Given records
__________________________________________________

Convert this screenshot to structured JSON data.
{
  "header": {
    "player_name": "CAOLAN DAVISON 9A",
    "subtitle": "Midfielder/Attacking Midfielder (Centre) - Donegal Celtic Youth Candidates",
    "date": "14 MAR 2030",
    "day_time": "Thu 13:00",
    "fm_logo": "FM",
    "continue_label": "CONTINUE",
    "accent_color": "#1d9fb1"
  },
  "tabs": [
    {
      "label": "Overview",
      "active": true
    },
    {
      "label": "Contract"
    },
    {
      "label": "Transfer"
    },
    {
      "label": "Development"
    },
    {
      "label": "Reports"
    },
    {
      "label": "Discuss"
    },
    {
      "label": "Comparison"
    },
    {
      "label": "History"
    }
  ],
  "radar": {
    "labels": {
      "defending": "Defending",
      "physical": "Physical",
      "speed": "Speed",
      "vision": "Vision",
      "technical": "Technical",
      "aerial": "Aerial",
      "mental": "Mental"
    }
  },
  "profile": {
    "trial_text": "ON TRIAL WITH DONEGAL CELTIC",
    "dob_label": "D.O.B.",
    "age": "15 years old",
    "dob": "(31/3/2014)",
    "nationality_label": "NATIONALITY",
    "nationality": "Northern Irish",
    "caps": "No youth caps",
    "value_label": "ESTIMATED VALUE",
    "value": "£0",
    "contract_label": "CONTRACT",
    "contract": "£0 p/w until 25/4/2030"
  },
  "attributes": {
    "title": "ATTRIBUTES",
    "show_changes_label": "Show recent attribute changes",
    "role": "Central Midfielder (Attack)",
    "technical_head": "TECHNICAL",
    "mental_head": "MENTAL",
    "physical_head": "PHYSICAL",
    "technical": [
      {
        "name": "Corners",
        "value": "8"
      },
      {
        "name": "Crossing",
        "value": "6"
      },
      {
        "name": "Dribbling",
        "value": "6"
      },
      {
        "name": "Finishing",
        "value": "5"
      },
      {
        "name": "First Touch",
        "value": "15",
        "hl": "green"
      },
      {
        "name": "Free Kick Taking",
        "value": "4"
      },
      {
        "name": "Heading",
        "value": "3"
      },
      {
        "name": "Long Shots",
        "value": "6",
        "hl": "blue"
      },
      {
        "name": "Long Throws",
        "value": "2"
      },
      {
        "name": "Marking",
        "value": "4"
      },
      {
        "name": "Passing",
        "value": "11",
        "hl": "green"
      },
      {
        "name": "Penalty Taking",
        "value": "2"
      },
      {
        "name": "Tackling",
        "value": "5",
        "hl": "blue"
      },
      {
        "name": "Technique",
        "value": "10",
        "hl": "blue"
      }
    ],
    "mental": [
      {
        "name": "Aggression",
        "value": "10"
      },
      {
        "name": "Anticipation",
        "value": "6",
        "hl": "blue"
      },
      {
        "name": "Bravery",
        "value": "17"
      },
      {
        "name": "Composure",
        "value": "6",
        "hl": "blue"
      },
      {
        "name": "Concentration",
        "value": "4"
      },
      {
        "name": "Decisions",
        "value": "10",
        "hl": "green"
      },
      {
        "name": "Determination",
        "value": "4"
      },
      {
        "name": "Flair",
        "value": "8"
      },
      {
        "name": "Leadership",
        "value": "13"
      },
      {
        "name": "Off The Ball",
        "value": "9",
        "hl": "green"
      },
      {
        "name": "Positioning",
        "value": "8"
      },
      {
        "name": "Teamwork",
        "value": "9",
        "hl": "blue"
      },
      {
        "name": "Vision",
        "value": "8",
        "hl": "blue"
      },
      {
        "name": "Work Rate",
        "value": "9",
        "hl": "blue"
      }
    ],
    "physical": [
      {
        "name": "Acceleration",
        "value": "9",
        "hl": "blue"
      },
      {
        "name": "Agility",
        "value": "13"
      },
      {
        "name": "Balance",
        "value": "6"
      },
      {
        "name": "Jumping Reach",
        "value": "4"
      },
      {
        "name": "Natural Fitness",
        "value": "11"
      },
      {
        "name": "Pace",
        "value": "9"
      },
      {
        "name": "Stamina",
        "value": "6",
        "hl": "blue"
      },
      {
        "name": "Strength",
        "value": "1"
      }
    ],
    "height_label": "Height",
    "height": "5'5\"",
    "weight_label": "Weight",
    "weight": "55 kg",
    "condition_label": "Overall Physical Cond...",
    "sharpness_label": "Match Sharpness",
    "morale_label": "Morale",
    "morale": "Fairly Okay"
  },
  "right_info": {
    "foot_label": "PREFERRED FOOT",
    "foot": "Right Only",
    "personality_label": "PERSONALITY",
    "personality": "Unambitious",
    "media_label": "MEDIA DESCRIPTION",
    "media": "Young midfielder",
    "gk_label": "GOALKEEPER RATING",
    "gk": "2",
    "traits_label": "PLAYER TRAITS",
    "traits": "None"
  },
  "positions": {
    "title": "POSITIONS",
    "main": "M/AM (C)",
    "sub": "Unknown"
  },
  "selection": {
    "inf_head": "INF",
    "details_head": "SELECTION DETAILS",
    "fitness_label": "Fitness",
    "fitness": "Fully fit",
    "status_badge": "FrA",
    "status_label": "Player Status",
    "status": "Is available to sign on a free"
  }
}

__________________________________________________

Exercise objective
Transcribe all entries exactly as they are given.

Problem solution
Convert this screenshot to structured JSON data.
{
  "header": {
    "player_name": "CAOLAN DAVISON 9A",
    "subtitle": "Midfielder/Attacking Midfielder (Centre) - Donegal Celtic Youth Candidates",
    "date": "14 MAR 2030",
    "day_time": "Thu 13:00",
    "fm_logo": "FM",
    "continue_label": "CONTINUE",
    "accent_color": "#1d9fb1"
  },
  "tabs": [
    {
      "label": "Overview",
      "active": true
    },
    {
      "label": "Contract"
    },
    {
      "label": "Transfer"
    },
    {
      "label": "Development"
    },
    {
      "label": "Reports"
    },
    {
      "label": "Discuss"
    },
    {
      "label": "Comparison"
    },
    {
      "label": "History"
    }
  ],
  "radar": {
    "labels": {
      "defending": "Defending",
      "physical": "Physical",
      "speed": "Speed",
      "vision": "Vision",
      "technical": "Technical",
      "aerial": "Aerial",
      "mental": "Mental"
    }
  },
  "profile": {
    "trial_text": "ON TRIAL WITH DONEGAL CELTIC",
    "dob_label": "D.O.B.",
    "age": "15 years old",
    "dob": "(31/3/2014)",
    "nationality_label": "NATIONALITY",
    "nationality": "Northern Irish",
    "caps": "No youth caps",
    "value_label": "ESTIMATED VALUE",
    "value": "£0",
    "contract_label": "CONTRACT",
    "contract": "£0 p/w until 25/4/2030"
  },
  "attributes": {
    "title": "ATTRIBUTES",
    "show_changes_label": "Show recent attribute changes",
    "role": "Central Midfielder (Attack)",
    "technical_head": "TECHNICAL",
    "mental_head": "MENTAL",
    "physical_head": "PHYSICAL",
    "technical": [
      {
        "name": "Corners",
        "value": "8"
      },
      {
        "name": "Crossing",
        "value": "6"
      },
      {
        "name": "Dribbling",
        "value": "6"
      },
      {
        "name": "Finishing",
        "value": "5"
      },
      {
        "name": "First Touch",
        "value": "15",
        "hl": "green"
      },
      {
        "name": "Free Kick Taking",
        "value": "4"
      },
      {
        "name": "Heading",
        "value": "3"
      },
      {
        "name": "Long Shots",
        "value": "6",
        "hl": "blue"
      },
      {
        "name": "Long Throws",
        "value": "2"
      },
      {
        "name": "Marking",
        "value": "4"
      },
      {
        "name": "Passing",
        "value": "11",
        "hl": "green"
      },
      {
        "name": "Penalty Taking",
        "value": "2"
      },
      {
        "name": "Tackling",
        "value": "5",
        "hl": "blue"
      },
      {
        "name": "Technique",
        "value": "10",
        "hl": "blue"
      }
    ],
    "mental": [
      {
        "name": "Aggression",
        "value": "10"
      },
      {
        "name": "Anticipation",
        "value": "6",
        "hl": "blue"
      },
      {
        "name": "Bravery",
        "value": "17"
      },
      {
        "name": "Composure",
        "value": "6",
        "hl": "blue"
      },
      {
        "name": "Concentration",
        "value": "4"
      },
      {
        "name": "Decisions",
        "value": "10",
        "hl": "green"
      },
      {
        "name": "Determination",
        "value": "4"
      },
      {
        "name": "Flair",
        "value": "8"
      },
      {
        "name": "Leadership",
        "value": "13"
      },
      {
        "name": "Off The Ball",
        "value": "9",
        "hl": "green"
      },
      {
        "name": "Positioning",
        "value": "8"
      },
      {
        "name": "Teamwork",
        "value": "9",
        "hl": "blue"
      },
      {
        "name": "Vision",
        "value": "8",
        "hl": "blue"
      },
      {
        "name": "Work Rate",
        "value": "9",
        "hl": "blue"
      }
    ],
    "physical": [
      {
        "name": "Acceleration",
        "value": "9",
        "hl": "blue"
      },
      {
        "name": "Agility",
        "value": "13"
      },
      {
        "name": "Balance",
        "value": "6"
      },
      {
        "name": "Jumping Reach",
        "value": "4"
      },
      {
        "name": "Natural Fitness",
        "value": "11"
      },
      {
        "name": "Pace",
        "value": "9"
      },
      {
        "name": "Stamina",
        "value": "6",
        "hl": "blue"
      },
      {
        "name": "Strength",
        "value": "1"
      }
    ],
    "height_label": "Height",
    "height": "5'5\"",
    "weight_label": "Weight",
    "weight": "55 kg",
    "condition_label": "Overall Physical Cond...",
    "sharpness_label": "Match Sharpness",
    "morale_label": "Morale",
    "morale": "Fairly Okay"
  },
  "right_info": {
    "foot_label": "PREFERRED FOOT",
    "foot": "Right Only",
    "personality_label": "PERSONALITY",
    "personality": "Unambitious",
    "media_label": "MEDIA DESCRIPTION",
    "media": "Young midfielder",
    "gk_label": "GOALKEEPER RATING",
    "gk": "2",
    "traits_label": "PLAYER TRAITS",
    "traits": "None"
  },
  "positions": {
    "title": "POSITIONS",
    "main": "M/AM (C)",
    "sub": "Unknown"
  },
  "selection": {
    "inf_head": "INF",
    "details_head": "SELECTION DETAILS",
    "fitness_label": "Fitness",
    "fitness": "Fully fit",
    "status_badge": "FrA",
    "status_label": "Player Status",
    "status": "Is available to sign on a free"
  }
}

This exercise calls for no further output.